WORK INSTRUCTION:
Only the number is wanted: how many lines below contain "with"?
== Segment start ==
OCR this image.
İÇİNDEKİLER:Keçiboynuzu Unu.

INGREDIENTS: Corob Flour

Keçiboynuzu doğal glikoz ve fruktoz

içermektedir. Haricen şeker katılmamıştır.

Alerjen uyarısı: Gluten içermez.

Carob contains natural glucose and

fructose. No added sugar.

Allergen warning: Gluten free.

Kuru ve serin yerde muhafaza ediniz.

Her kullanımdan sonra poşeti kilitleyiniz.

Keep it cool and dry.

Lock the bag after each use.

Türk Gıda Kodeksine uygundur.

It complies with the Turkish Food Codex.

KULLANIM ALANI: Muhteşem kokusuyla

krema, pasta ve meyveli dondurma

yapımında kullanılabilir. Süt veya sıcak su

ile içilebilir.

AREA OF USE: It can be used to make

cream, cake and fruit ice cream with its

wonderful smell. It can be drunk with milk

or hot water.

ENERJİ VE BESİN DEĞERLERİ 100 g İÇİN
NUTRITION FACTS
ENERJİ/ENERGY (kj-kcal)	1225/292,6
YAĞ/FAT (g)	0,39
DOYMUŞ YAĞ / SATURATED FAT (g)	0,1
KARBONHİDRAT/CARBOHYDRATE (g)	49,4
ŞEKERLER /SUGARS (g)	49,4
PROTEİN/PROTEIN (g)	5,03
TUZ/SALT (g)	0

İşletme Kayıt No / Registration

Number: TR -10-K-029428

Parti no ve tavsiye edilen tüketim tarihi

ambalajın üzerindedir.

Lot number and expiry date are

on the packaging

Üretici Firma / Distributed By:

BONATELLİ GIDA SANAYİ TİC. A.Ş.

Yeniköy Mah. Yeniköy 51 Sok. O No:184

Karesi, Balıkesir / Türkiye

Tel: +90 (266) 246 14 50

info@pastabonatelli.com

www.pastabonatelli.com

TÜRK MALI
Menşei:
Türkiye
== Segment end ==
YOUR RESPONSE:
3